## [BRIEF]
Of all the lines in the records below, how many hold the word "декларацию"? Give the number alone.

## [STORED ROWS]
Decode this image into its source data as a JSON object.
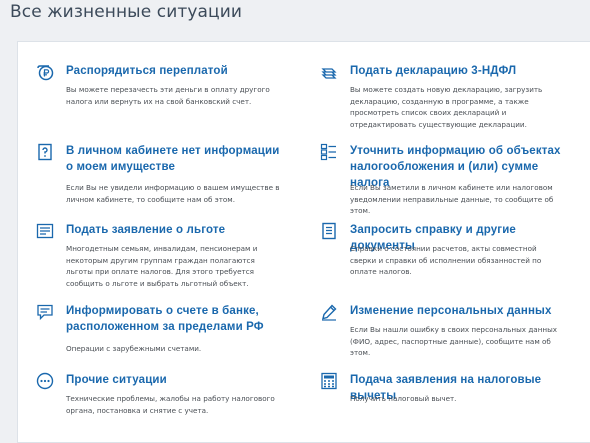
{
  "page": {
    "title": "Все жизненные ситуации"
  },
  "colors": {
    "accent": "#1a68ad",
    "text": "#4a4f55",
    "title": "#3c4a5a"
  },
  "items": [
    {
      "icon": "ruble-circle-icon",
      "title": "Распорядиться переплатой",
      "desc": "Вы можете перезачесть эти деньги в оплату другого налога или вернуть их на свой банковский счет."
    },
    {
      "icon": "declaration-stack-icon",
      "title": "Подать декларацию 3-НДФЛ",
      "desc": "Вы можете создать новую декларацию, загрузить декларацию, созданную в программе, а также просмотреть список своих деклараций и отредактировать существующие декларации."
    },
    {
      "icon": "question-document-icon",
      "title": "В личном кабинете нет информации о моем имуществе",
      "desc": "Если Вы не увидели информацию о вашем имуществе в личном кабинете, то сообщите нам об этом."
    },
    {
      "icon": "checklist-icon",
      "title": "Уточнить информацию об объектах налогообложения и (или) сумме налога",
      "desc": "Если Вы заметили в личном кабинете или налоговом уведомлении неправильные данные, то сообщите об этом."
    },
    {
      "icon": "application-form-icon",
      "title": "Подать заявление о льготе",
      "desc": "Многодетным семьям, инвалидам, пенсионерам и некоторым другим группам граждан полагаются льготы при оплате налогов. Для этого требуется сообщить о льготе и выбрать льготный объект."
    },
    {
      "icon": "document-lines-icon",
      "title": "Запросить справку и другие документы",
      "desc": "Справки о состоянии расчетов, акты совместной сверки и справки об исполнении обязанностей по оплате налогов."
    },
    {
      "icon": "message-bubble-icon",
      "title": "Информировать о счете в банке, расположенном за пределами РФ",
      "desc": "Операции с зарубежными счетами."
    },
    {
      "icon": "pencil-icon",
      "title": "Изменение персональных данных",
      "desc": "Если Вы нашли ошибку в своих персональных данных (ФИО, адрес, паспортные данные), сообщите нам об этом."
    },
    {
      "icon": "ellipsis-circle-icon",
      "title": "Прочие ситуации",
      "desc": "Технические проблемы, жалобы на работу налогового органа, постановка и снятие с учета."
    },
    {
      "icon": "calculator-icon",
      "title": "Подача заявления на налоговые вычеты",
      "desc": "Получить налоговый вычет."
    }
  ]
}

## [EXERCISE RESULT]
2